_EXCERPT PROVIDED_
>>

BRS Reef Saver Dry Aquarium Live Rock can be shipped to Canada.

 

BRS Reef Saver Dry Aquarium Live Rock, our environmentally friendly rock, works great for aquascaping. This rock is 100% free of nuisance algae and pests which can cause complete tank shut downs and is guaranteed to be free of apitasia, bubble algae, parasitic isopods, mantis shrimp, acro eating flat worms, little red bugs, fire worms, predatory nudibranchs, pyramidellid snails and other common pests. BRS Reef Saver rock comes in unique shapes that fit well together to make interesting and unique structures. BRS Reef Saver Rock arrives at our warehouse pre-soaked and rinsed. This is by far our cleanest rock.

 

How much rock do I need?

<<

_EXERCISES_
a) Reproduce the BRS Reef Saver rock description word for word from "BRS Reef Saver Dry Aquarium Live Rock, our" to "rock do I need?".
b) Write the next part of the BRS Reef Saver rock description, starting after its final line.
None of the tasks requires the items.

_Items excerpted from a collection_
>>

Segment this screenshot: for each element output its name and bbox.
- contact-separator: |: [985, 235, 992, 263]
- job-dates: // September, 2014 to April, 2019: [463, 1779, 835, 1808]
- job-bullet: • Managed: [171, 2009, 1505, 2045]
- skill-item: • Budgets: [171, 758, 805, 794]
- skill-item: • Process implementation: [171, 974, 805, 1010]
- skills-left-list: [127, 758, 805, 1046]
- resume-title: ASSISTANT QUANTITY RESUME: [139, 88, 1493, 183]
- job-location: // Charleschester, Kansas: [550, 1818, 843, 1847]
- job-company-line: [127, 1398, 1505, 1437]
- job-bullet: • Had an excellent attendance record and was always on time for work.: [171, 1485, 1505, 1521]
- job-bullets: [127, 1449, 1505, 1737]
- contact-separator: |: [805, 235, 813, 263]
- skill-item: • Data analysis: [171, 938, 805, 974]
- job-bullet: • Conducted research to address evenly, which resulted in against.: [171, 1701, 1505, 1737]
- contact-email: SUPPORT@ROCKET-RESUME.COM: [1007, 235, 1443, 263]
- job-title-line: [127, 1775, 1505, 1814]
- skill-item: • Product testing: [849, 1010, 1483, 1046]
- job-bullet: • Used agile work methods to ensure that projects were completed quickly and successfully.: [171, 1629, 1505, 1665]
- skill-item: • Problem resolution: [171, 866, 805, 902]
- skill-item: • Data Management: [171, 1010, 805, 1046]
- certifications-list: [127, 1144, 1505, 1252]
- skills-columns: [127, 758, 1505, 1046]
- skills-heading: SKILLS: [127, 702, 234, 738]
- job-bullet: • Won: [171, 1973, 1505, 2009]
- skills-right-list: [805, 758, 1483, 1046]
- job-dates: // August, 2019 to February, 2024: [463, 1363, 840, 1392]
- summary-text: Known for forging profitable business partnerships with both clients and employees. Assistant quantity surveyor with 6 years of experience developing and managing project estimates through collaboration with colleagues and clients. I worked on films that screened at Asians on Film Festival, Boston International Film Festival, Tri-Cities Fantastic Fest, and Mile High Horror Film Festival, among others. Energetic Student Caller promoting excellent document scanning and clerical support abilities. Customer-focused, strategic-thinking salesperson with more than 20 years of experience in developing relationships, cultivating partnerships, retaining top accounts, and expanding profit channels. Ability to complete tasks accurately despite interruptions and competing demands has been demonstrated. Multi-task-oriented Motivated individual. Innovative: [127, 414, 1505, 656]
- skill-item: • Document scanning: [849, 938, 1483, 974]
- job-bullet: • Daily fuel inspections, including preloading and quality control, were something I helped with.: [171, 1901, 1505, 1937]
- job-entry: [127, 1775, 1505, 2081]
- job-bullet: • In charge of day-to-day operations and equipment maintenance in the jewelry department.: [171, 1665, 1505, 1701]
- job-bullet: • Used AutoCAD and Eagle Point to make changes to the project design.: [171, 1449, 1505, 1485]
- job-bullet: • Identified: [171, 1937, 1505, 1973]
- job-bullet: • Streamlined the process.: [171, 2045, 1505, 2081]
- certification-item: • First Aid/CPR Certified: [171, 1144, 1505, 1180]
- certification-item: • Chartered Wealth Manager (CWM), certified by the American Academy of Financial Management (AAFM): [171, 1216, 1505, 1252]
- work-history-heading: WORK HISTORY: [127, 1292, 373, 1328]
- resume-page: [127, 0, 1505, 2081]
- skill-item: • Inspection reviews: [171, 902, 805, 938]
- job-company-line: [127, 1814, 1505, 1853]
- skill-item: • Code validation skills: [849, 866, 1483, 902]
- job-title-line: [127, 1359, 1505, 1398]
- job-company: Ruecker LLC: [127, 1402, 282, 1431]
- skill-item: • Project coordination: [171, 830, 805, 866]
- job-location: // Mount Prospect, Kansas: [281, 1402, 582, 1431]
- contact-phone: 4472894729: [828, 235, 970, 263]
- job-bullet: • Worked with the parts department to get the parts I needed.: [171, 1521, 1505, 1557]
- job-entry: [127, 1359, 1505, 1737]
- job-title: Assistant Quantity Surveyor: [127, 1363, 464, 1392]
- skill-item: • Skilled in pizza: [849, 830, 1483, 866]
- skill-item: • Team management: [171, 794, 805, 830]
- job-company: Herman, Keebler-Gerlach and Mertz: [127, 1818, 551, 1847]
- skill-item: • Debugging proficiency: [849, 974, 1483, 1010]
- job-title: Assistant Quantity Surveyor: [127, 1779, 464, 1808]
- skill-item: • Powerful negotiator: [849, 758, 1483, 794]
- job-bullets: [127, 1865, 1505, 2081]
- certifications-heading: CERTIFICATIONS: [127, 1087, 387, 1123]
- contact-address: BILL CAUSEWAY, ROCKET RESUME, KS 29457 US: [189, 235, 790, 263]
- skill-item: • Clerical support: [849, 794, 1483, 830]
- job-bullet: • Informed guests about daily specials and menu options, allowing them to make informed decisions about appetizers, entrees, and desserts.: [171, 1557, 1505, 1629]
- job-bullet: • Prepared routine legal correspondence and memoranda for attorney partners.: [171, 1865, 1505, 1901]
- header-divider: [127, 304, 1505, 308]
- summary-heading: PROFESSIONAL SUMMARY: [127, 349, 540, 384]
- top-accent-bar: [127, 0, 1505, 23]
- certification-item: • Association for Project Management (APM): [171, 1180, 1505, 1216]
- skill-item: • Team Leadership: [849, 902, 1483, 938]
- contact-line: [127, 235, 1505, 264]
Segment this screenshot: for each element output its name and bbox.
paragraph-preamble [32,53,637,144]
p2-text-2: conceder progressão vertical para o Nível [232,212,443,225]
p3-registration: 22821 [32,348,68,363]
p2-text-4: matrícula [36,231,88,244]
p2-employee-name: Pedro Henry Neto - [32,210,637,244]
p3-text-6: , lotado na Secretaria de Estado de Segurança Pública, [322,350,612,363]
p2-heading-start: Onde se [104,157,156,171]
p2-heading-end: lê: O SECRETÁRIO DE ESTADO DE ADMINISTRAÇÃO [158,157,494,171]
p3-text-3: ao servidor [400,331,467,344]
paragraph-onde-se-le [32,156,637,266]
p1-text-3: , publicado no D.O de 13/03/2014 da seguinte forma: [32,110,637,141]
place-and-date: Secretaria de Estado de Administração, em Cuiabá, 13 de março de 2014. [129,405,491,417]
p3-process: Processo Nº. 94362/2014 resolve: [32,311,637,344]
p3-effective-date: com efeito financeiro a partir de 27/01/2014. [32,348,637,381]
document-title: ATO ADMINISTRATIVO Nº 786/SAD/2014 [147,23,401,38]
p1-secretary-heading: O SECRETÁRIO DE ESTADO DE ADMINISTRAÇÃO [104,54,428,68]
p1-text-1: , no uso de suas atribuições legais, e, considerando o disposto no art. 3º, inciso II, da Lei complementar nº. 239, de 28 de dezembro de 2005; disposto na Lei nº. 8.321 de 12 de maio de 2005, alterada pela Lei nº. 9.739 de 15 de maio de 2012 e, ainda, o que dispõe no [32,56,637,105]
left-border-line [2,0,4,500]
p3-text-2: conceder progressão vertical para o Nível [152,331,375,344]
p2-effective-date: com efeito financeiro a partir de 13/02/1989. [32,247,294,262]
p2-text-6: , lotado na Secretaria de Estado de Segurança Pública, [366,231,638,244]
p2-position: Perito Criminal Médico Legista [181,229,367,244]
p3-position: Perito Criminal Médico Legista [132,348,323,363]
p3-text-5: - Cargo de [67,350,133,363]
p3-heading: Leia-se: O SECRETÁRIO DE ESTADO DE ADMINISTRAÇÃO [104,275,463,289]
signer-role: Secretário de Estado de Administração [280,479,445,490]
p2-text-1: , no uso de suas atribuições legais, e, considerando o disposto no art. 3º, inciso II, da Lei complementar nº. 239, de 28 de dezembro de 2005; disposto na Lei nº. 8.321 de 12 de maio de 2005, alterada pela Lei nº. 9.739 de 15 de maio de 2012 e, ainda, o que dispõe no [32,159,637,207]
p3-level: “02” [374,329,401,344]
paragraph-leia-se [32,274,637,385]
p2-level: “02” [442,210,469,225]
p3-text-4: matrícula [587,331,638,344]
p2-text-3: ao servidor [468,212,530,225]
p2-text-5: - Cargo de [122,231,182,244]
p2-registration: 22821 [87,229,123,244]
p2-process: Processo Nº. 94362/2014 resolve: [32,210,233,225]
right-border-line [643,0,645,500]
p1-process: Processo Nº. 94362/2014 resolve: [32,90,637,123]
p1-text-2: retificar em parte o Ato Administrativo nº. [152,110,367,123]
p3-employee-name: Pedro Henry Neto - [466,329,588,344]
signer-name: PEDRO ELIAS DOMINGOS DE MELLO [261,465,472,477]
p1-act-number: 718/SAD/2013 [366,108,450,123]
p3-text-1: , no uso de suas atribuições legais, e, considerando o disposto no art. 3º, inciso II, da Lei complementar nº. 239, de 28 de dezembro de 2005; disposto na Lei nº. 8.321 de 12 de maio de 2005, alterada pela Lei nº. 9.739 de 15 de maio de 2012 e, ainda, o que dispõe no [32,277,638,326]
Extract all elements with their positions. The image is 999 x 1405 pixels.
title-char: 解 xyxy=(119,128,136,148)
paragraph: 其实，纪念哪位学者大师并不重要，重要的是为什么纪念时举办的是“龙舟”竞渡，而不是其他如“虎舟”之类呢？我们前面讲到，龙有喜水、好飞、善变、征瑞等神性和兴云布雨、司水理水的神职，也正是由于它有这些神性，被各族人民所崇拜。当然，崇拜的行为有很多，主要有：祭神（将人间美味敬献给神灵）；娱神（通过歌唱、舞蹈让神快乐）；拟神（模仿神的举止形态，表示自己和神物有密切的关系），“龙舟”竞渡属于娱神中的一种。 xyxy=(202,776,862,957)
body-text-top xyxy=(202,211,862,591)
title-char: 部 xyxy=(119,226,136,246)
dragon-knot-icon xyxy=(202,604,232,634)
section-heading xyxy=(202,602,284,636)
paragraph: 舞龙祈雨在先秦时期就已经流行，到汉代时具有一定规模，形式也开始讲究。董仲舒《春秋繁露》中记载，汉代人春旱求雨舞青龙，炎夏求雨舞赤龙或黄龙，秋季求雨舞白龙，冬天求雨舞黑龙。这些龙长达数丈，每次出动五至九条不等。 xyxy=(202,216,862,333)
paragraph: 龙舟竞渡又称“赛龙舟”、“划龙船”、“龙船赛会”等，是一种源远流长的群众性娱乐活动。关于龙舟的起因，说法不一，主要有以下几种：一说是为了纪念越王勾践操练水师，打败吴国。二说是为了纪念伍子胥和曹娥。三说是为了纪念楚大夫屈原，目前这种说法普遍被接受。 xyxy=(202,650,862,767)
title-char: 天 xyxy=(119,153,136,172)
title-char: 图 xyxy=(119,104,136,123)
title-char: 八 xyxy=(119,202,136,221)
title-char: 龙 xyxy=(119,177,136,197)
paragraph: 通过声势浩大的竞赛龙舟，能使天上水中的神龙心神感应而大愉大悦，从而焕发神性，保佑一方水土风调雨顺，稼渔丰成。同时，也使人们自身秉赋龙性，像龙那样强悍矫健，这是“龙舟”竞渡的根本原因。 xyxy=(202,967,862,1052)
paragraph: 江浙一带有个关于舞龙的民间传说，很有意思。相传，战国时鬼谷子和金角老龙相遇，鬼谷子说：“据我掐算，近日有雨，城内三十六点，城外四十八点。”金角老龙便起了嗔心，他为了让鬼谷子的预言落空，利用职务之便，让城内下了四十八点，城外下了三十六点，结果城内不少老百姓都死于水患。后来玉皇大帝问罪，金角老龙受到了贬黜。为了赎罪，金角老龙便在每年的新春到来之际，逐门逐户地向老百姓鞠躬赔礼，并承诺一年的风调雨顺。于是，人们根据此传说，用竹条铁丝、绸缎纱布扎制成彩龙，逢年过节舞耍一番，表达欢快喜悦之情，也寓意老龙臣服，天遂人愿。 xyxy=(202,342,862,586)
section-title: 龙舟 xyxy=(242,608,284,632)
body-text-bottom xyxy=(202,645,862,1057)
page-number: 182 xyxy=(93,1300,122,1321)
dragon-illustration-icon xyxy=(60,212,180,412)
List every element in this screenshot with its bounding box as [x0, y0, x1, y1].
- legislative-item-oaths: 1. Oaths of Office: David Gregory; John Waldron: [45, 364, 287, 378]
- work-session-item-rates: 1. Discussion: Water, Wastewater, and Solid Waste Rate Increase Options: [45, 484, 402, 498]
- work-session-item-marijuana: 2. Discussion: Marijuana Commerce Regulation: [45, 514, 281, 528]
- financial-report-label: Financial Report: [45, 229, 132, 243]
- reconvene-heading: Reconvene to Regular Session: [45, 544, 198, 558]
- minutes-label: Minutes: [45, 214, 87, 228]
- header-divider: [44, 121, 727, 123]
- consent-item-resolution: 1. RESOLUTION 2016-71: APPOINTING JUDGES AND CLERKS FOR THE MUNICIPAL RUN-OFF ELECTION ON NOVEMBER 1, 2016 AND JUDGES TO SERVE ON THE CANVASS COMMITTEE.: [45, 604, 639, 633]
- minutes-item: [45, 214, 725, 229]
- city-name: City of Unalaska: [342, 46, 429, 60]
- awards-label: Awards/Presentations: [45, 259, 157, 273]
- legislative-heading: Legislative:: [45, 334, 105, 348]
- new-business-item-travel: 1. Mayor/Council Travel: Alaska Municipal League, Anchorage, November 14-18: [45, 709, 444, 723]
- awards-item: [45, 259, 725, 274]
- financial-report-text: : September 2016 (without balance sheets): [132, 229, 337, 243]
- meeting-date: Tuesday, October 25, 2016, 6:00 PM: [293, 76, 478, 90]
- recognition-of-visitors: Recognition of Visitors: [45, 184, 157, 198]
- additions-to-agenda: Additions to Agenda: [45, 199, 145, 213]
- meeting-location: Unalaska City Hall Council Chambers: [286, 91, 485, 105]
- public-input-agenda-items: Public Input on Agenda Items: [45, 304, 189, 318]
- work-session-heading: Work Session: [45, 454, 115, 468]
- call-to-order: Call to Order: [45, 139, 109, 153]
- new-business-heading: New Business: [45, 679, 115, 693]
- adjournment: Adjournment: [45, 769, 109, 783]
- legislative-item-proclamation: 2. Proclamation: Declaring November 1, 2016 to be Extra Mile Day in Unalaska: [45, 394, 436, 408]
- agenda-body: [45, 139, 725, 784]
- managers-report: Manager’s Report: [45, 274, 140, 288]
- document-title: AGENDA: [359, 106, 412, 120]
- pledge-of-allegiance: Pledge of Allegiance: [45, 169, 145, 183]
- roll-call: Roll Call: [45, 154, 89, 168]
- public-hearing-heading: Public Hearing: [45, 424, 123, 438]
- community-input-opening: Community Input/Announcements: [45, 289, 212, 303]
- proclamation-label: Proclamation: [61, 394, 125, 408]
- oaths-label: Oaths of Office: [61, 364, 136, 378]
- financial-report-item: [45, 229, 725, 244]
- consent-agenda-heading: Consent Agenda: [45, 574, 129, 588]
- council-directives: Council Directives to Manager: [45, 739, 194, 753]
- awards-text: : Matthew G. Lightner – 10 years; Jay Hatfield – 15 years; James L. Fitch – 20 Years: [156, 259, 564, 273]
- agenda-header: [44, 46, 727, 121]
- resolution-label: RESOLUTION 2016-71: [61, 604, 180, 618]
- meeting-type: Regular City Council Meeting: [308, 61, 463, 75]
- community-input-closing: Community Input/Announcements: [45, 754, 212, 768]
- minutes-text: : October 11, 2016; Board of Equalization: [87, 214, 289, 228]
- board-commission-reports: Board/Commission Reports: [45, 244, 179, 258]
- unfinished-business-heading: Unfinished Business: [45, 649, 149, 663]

<<

_ANSWERS GIVEN_
a)
BRS Reef Saver Dry Aquarium Live Rock, our environmentally friendly rock, works great for aquascaping. This rock is 100% free of nuisance algae and pests which can cause complete tank shut downs and is guaranteed to be free of apitasia, bubble algae, parasitic isopods, mantis shrimp, acro eating flat worms, little red bugs, fire worms, predatory nudibranchs, pyramidellid snails and other common pests. BRS Reef Saver rock comes in unique shapes that fit well together to make interesting and unique structures. BRS Reef Saver Rock arrives at our warehouse pre-soaked and rinsed. This is by far our cleanest rock.

 

How much rock do I need?

b)
Knowing exactly how much Dry Live Rock you will need can be one of the hardest questions to answer since every tank and rock will be slightly different. A general guideline for Reef Saver Dry Live Rock, we suggest 3/4 to 1 pound of rock per gallon of display tank volume and may vary depending on your overall goal for the aquascape. We always recommend purchasing a little extra dry rock to ensure that you will have enough to complete the aquascape you are looking for, any extra rock can always be broken up and placed in your refugium, overflows, and sump for added filtration.

 

BRS makes every effort to securely pack the Rock.  However, the UPS automation is not always gentle on heavy products like this and they do not consider this product insurable. Because of this, there is some inherent risk with shipping rock like this across the country and it is impossible to replace or refund broken pieces. If this happens most pieces can be repaired with epoxy.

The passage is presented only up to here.